### WHAT YOU SHOULD DO
Give all of the lines again exactly as they read.

··· EXERCISE DATA

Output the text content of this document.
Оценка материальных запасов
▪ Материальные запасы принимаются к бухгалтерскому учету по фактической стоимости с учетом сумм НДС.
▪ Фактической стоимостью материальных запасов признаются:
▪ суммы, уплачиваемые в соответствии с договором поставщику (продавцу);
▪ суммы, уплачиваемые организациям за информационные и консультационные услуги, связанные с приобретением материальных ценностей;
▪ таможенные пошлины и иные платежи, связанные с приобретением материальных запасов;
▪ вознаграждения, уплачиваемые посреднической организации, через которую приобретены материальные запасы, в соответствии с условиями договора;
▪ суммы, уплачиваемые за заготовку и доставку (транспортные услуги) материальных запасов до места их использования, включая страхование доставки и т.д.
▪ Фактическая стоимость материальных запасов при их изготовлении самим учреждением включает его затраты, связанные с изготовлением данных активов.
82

······

### ANSWER FOR THIS EXERCISE
Output the text content of this document.
Оценка материальных запасов
▪ Материальные запасы принимаются к бухгалтерскому учету по фактической стоимости с учетом сумм НДС.
▪ Фактической стоимостью материальных запасов признаются:
▪ суммы, уплачиваемые в соответствии с договором поставщику (продавцу);
▪ суммы, уплачиваемые организациям за информационные и консультационные услуги, связанные с приобретением материальных ценностей;
▪ таможенные пошлины и иные платежи, связанные с приобретением материальных запасов;
▪ вознаграждения, уплачиваемые посреднической организации, через которую приобретены материальные запасы, в соответствии с условиями договора;
▪ суммы, уплачиваемые за заготовку и доставку (транспортные услуги) материальных запасов до места их использования, включая страхование доставки и т.д.
▪ Фактическая стоимость материальных запасов при их изготовлении самим учреждением включает его затраты, связанные с изготовлением данных активов.
82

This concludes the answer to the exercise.